* _EXERCISE GOAL_
Search the material below for the word "Temp". Copy every line that has it.

* _Collected data entries_
◇ ◇ ◇ ◇
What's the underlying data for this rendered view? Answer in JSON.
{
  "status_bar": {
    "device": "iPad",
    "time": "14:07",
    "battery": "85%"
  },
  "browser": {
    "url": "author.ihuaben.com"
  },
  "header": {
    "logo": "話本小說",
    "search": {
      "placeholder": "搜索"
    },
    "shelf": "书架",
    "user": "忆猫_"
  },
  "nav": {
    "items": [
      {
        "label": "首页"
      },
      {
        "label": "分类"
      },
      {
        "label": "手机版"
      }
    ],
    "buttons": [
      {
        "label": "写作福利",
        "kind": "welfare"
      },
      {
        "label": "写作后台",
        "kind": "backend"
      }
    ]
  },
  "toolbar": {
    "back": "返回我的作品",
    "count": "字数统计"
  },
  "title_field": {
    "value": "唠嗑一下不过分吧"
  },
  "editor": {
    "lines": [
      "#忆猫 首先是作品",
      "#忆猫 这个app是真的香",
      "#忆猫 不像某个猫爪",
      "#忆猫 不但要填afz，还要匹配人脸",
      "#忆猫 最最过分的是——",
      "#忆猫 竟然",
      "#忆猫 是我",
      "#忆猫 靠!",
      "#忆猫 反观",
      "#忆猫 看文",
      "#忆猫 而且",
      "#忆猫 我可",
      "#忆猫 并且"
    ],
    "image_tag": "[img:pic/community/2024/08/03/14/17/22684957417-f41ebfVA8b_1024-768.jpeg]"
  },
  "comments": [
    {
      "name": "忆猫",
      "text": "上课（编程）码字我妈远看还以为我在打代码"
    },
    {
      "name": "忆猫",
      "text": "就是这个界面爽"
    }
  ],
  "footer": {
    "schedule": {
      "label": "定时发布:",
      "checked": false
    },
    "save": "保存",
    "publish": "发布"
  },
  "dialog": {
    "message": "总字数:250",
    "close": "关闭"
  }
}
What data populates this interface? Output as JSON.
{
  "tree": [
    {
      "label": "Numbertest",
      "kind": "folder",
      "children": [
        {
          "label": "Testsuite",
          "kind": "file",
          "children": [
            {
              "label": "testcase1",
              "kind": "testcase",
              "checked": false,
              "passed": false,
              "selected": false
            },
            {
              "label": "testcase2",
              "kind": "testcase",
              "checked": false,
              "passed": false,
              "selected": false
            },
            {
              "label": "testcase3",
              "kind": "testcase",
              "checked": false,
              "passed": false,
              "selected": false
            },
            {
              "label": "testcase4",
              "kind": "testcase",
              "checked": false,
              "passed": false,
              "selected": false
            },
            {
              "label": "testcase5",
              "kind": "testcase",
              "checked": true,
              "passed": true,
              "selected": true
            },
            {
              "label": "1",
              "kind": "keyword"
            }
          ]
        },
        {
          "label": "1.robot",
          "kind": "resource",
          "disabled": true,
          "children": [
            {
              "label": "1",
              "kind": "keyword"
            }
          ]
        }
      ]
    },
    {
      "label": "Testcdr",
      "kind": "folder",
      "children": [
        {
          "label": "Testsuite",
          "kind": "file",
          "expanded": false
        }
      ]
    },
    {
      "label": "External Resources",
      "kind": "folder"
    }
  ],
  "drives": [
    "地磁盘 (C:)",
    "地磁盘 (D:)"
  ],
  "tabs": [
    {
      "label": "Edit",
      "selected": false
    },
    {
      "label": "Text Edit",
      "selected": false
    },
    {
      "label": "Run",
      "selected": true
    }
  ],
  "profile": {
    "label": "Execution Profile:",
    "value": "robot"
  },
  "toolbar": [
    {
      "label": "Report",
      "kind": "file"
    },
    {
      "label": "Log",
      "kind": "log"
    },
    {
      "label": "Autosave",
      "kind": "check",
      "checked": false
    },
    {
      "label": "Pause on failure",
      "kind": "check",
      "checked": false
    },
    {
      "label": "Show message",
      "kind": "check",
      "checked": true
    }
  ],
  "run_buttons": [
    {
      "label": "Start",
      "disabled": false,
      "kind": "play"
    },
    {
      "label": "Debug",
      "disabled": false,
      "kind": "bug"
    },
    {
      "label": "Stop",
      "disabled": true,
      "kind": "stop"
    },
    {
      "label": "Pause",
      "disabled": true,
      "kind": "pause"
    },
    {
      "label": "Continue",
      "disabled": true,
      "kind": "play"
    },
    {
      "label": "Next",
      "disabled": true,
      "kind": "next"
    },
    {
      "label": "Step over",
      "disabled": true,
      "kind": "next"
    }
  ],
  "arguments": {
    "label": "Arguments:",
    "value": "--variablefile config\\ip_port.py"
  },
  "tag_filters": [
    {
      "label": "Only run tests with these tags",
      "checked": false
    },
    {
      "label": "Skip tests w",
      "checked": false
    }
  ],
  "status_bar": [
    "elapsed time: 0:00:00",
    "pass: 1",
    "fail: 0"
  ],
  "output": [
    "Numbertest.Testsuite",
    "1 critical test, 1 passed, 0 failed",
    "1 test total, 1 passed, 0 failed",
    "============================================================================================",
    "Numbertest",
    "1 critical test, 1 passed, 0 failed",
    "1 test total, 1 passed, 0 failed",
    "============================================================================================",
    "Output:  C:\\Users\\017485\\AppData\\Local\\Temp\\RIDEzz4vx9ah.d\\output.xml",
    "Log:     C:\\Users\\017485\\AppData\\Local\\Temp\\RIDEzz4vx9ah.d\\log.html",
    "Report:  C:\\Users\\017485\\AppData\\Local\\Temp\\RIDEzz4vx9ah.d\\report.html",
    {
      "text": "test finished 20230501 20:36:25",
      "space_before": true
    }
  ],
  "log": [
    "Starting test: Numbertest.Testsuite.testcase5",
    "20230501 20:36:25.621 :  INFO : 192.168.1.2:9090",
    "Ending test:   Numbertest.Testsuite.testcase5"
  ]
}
◇ ◇ ◇ ◇
* _TASK OUTPUT_
    "Output:  C:\\Users\\017485\\AppData\\Local\\Temp\\RIDEzz4vx9ah.d\\output.xml",
    "Log:     C:\\Users\\017485\\AppData\\Local\\Temp\\RIDEzz4vx9ah.d\\log.html",
    "Report:  C:\\Users\\017485\\AppData\\Local\\Temp\\RIDEzz4vx9ah.d\\report.html",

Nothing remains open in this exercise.